== What you will do ==
Reproduce the records below exactly as given.

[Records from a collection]
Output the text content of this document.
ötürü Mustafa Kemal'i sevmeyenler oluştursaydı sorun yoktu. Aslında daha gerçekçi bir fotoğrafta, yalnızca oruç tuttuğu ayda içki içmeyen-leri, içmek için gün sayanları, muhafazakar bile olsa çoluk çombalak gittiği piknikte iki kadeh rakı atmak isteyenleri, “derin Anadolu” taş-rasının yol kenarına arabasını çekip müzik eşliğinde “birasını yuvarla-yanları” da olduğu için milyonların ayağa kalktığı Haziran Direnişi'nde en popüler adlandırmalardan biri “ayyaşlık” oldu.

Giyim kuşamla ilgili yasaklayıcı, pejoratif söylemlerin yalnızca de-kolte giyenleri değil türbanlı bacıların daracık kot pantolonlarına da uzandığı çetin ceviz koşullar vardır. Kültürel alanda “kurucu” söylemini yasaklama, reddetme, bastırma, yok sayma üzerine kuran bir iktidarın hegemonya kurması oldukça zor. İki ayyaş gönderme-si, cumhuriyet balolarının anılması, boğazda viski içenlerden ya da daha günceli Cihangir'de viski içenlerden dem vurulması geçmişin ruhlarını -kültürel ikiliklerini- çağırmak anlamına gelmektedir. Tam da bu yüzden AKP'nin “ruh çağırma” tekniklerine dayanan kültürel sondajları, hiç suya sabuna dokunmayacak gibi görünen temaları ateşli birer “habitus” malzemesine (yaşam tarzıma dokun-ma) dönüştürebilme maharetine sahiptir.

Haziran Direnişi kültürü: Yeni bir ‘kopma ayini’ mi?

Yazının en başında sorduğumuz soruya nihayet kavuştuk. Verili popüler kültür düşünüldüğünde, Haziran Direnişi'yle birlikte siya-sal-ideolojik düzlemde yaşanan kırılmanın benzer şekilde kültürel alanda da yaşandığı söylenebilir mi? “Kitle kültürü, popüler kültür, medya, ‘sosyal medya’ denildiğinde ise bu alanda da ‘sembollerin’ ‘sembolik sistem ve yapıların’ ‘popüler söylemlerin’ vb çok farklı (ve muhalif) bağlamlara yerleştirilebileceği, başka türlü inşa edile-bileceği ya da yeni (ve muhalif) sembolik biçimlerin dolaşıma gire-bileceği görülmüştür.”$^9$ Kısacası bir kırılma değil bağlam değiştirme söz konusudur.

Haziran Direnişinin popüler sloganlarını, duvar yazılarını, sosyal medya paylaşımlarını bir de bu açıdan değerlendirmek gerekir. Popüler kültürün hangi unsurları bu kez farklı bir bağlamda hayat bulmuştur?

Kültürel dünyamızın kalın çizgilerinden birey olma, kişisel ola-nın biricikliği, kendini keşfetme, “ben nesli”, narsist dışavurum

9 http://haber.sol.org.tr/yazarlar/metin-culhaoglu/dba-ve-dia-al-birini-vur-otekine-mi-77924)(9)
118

== Task output ==
Output the text content of this document.
ötürü Mustafa Kemal'i sevmeyenler oluştursaydı sorun yoktu. Aslında daha gerçekçi bir fotoğrafta, yalnızca oruç tuttuğu ayda içki içmeyen-leri, içmek için gün sayanları, muhafazakar bile olsa çoluk çombalak gittiği piknikte iki kadeh rakı atmak isteyenleri, “derin Anadolu” taş-rasının yol kenarına arabasını çekip müzik eşliğinde “birasını yuvarla-yanları” da olduğu için milyonların ayağa kalktığı Haziran Direnişi'nde en popüler adlandırmalardan biri “ayyaşlık” oldu.

Giyim kuşamla ilgili yasaklayıcı, pejoratif söylemlerin yalnızca de-kolte giyenleri değil türbanlı bacıların daracık kot pantolonlarına da uzandığı çetin ceviz koşullar vardır. Kültürel alanda “kurucu” söylemini yasaklama, reddetme, bastırma, yok sayma üzerine kuran bir iktidarın hegemonya kurması oldukça zor. İki ayyaş gönderme-si, cumhuriyet balolarının anılması, boğazda viski içenlerden ya da daha günceli Cihangir'de viski içenlerden dem vurulması geçmişin ruhlarını -kültürel ikiliklerini- çağırmak anlamına gelmektedir. Tam da bu yüzden AKP'nin “ruh çağırma” tekniklerine dayanan kültürel sondajları, hiç suya sabuna dokunmayacak gibi görünen temaları ateşli birer “habitus” malzemesine (yaşam tarzıma dokun-ma) dönüştürebilme maharetine sahiptir.

Haziran Direnişi kültürü: Yeni bir ‘kopma ayini’ mi?

Yazının en başında sorduğumuz soruya nihayet kavuştuk. Verili popüler kültür düşünüldüğünde, Haziran Direnişi'yle birlikte siya-sal-ideolojik düzlemde yaşanan kırılmanın benzer şekilde kültürel alanda da yaşandığı söylenebilir mi? “Kitle kültürü, popüler kültür, medya, ‘sosyal medya’ denildiğinde ise bu alanda da ‘sembollerin’ ‘sembolik sistem ve yapıların’ ‘popüler söylemlerin’ vb çok farklı (ve muhalif) bağlamlara yerleştirilebileceği, başka türlü inşa edile-bileceği ya da yeni (ve muhalif) sembolik biçimlerin dolaşıma gire-bileceği görülmüştür.”$^9$ Kısacası bir kırılma değil bağlam değiştirme söz konusudur.

Haziran Direnişinin popüler sloganlarını, duvar yazılarını, sosyal medya paylaşımlarını bir de bu açıdan değerlendirmek gerekir. Popüler kültürün hangi unsurları bu kez farklı bir bağlamda hayat bulmuştur?

Kültürel dünyamızın kalın çizgilerinden birey olma, kişisel ola-nın biricikliği, kendini keşfetme, “ben nesli”, narsist dışavurum

9 http://haber.sol.org.tr/yazarlar/metin-culhaoglu/dba-ve-dia-al-birini-vur-otekine-mi-77924)(9)
118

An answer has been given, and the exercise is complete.